Is munmap_chunk() a function? If so, what does it do?


Sometimes code that use heap allocation functions throw this error: munmap_chunk(): invalid pointer It appears by context munmap_chunk() is a function, and these errors are this function throwing them. What is this function and what does this function do?

My question is rather simple, so there is no reason to provide a lot of extra information: What is munmap_chunk()?


Solution

  • Two simple functions malloc and free must solve contradicting problems:

    • Memory must be returned to the kernel as fast as possible.
    • Memory allocations must be fast, so memory cannot not be returned to the kernel immediately and should be reused. Coupled with memory fragmentation, this makes it impossible to return memory to the kernel (glibc doesn't do this at all).

    To solve both, allocators (at least glibc, musl, windows) have a threshold for a size of an allocated object: allocations greater than that size are done by direct call to mmap/VirtualAlloc while freeing such chunks goes directly to munmap/VirtualFree.

    This makes it possible to keep malloc fast for small allocations, while keeping it memory-efficient for large ones (as it can free large chunks of memory immediately).

    The threshold value is usually about 128 KB and larger (see DEFAULT_MMAP_THRESHOLD_MIN in glibc, MMAP_THRESHOLD in musl).

Records from a dataset:
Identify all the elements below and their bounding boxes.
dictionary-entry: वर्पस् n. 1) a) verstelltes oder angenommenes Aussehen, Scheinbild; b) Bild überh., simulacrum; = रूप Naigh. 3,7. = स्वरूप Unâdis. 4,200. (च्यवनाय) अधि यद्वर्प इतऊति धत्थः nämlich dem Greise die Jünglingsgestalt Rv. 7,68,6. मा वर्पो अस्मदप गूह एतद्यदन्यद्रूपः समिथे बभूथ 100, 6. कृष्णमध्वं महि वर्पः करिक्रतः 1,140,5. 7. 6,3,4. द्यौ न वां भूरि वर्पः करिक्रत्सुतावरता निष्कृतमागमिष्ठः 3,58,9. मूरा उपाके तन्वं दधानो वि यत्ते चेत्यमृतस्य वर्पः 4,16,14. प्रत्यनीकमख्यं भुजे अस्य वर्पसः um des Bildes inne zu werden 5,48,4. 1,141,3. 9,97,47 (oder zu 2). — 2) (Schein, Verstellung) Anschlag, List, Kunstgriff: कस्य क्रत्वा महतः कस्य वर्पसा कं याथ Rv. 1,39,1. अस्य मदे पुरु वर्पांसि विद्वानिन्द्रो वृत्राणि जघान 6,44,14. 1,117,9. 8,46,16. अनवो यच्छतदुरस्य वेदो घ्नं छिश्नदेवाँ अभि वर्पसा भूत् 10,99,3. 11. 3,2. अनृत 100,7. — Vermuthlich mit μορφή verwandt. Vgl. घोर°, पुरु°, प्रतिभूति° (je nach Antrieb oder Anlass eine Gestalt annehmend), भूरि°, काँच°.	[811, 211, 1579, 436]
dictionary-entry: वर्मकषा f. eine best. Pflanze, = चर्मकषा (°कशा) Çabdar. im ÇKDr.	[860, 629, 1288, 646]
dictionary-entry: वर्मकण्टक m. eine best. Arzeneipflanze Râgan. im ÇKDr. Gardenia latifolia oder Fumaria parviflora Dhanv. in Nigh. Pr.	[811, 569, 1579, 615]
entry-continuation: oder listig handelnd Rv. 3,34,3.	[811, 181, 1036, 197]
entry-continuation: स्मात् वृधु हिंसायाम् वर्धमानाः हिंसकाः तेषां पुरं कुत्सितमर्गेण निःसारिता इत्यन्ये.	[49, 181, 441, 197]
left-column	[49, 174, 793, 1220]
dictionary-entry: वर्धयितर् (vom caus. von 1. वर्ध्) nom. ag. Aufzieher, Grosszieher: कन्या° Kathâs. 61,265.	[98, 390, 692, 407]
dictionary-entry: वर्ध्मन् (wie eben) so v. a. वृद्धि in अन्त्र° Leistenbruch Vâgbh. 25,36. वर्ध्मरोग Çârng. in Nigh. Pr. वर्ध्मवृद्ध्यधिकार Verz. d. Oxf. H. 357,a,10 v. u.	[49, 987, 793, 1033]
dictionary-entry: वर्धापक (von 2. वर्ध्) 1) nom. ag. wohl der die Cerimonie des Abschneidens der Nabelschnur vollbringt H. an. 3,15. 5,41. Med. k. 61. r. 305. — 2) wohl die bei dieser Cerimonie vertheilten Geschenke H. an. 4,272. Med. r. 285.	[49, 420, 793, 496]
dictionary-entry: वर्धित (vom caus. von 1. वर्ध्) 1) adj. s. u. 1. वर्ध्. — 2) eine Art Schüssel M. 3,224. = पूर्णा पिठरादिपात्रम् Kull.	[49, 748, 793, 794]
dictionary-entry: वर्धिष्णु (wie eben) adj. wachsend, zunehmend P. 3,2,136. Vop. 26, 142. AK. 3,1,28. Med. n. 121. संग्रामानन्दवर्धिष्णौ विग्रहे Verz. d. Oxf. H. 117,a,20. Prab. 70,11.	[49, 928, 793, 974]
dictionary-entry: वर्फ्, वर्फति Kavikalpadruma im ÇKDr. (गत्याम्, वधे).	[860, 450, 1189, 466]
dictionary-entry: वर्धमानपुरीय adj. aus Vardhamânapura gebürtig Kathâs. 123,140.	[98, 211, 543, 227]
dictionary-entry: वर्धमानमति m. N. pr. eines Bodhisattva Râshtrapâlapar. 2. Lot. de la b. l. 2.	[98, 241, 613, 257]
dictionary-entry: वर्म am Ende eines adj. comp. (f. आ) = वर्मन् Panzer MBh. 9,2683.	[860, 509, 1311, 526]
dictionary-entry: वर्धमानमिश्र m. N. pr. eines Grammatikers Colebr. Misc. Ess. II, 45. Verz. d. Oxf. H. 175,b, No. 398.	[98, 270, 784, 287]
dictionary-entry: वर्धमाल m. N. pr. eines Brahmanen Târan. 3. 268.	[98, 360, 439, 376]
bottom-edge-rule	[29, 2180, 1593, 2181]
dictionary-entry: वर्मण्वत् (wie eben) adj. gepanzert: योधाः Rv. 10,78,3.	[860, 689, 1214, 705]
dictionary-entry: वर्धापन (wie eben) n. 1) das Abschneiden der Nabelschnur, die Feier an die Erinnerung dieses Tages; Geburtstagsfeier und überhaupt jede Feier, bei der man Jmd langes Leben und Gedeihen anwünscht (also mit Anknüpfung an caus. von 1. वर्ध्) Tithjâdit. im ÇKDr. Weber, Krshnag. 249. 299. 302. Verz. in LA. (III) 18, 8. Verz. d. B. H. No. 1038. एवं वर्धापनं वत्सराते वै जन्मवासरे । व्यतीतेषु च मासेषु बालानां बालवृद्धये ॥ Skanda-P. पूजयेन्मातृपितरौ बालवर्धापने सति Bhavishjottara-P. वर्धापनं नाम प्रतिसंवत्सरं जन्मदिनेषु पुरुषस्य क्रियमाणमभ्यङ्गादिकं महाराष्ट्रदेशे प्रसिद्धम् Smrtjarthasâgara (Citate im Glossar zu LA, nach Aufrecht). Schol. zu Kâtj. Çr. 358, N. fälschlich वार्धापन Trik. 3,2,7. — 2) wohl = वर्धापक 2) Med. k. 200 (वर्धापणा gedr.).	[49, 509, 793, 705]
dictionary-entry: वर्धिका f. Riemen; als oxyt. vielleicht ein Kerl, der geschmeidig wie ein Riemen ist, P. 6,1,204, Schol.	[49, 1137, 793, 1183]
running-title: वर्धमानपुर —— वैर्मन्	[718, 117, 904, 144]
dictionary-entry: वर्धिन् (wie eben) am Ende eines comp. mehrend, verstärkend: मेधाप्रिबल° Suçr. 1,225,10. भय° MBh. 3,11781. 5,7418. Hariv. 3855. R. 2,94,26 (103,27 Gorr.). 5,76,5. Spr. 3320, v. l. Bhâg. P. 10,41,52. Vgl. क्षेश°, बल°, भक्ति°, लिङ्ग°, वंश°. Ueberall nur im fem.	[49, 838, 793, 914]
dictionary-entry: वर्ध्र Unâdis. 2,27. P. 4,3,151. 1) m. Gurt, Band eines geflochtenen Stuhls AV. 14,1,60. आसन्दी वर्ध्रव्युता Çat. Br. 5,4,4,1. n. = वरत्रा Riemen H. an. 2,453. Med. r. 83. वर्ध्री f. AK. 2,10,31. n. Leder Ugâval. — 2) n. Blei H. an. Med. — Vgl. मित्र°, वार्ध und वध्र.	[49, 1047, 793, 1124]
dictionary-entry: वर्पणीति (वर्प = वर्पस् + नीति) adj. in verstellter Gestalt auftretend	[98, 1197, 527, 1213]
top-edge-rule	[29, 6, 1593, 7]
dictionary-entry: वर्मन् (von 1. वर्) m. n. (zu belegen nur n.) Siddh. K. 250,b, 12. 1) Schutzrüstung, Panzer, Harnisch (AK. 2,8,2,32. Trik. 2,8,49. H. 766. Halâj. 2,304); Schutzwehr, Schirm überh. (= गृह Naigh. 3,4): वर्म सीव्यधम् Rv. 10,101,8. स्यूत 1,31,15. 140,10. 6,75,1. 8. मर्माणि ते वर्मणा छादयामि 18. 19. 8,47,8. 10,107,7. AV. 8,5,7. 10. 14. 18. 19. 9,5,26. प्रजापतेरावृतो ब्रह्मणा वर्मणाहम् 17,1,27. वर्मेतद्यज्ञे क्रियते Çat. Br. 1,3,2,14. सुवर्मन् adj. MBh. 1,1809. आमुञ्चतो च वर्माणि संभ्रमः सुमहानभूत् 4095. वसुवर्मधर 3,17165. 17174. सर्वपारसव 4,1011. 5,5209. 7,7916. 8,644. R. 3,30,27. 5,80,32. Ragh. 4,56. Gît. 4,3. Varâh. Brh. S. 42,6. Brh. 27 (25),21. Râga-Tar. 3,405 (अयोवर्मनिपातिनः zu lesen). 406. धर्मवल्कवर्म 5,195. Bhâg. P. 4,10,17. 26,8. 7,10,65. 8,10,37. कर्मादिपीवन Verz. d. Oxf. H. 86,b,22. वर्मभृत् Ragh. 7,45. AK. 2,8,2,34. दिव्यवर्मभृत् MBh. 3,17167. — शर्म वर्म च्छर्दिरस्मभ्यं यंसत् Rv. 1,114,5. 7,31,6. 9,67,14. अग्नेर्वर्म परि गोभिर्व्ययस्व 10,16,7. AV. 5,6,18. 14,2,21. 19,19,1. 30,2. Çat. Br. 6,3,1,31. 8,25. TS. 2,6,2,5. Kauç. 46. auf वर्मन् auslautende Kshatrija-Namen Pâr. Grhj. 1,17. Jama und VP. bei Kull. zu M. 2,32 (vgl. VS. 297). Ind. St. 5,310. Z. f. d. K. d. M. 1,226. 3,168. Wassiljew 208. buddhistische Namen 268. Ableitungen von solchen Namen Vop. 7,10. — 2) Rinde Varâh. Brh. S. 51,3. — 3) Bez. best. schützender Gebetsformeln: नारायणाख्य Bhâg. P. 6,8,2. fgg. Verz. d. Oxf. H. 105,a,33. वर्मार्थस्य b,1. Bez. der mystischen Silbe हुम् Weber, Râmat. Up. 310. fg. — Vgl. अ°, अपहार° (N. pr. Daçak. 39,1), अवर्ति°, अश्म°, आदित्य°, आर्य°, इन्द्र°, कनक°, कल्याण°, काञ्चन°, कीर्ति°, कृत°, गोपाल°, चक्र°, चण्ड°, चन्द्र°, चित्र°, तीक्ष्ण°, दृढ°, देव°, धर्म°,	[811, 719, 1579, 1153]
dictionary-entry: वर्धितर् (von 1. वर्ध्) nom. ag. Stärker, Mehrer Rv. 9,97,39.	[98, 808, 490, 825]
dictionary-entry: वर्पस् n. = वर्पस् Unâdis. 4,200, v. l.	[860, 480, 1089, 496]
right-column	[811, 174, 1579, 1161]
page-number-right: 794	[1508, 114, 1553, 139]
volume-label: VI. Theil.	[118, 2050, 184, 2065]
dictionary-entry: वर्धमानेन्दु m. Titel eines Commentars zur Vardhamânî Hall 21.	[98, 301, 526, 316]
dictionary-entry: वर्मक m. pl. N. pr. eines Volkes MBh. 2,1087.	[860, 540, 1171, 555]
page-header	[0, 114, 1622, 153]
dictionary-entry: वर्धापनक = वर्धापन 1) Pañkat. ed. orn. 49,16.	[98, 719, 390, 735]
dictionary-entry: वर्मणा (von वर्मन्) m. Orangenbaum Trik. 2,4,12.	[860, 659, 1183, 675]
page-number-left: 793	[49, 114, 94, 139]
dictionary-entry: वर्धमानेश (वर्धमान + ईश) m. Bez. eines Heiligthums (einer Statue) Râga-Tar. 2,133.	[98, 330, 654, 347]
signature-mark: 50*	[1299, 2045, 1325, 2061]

REQUIRED WORK:
1. Summarize the munmap_chunk() text in two sentences.
2. Please reproduce the part of the munmap_chunk() text that opens with the words containing "Sometimes code that" and closes with "What is munmap_chunk()?".
3. According to the munmap_chunk() text, why do allocators send allocations above a size threshold straight to mmap/VirtualAlloc? Answer in one to three sentences.

SOLUTIONS BELOW:
1. The text asks whether munmap_chunk() is a function and what it does, since code using heap allocation functions sometimes throws the error "munmap_chunk(): invalid pointer." The answer explains that allocators such as glibc, musl, and Windows handle allocations above a size threshold, usually about 128 KB and larger, by calling mmap/VirtualAlloc directly and freeing them directly through munmap/VirtualFree, which keeps malloc fast for small allocations and memory-efficient for large ones.

2.
Sometimes code that use heap allocation functions throw this error: munmap_chunk(): invalid pointer It appears by context munmap_chunk() is a function, and these errors are this function throwing them. What is this function and what does this function do?

My question is rather simple, so there is no reason to provide a lot of extra information: What is munmap_chunk()?

3. Malloc and free must meet conflicting needs: memory should be returned to the kernel as fast as possible, yet allocations must be fast, so memory is reused rather than returned immediately. Serving large allocations directly through mmap/VirtualAlloc and freeing them through munmap/VirtualFree keeps malloc fast for small allocations while keeping it memory-efficient for large ones, since large chunks of memory can be freed immediately.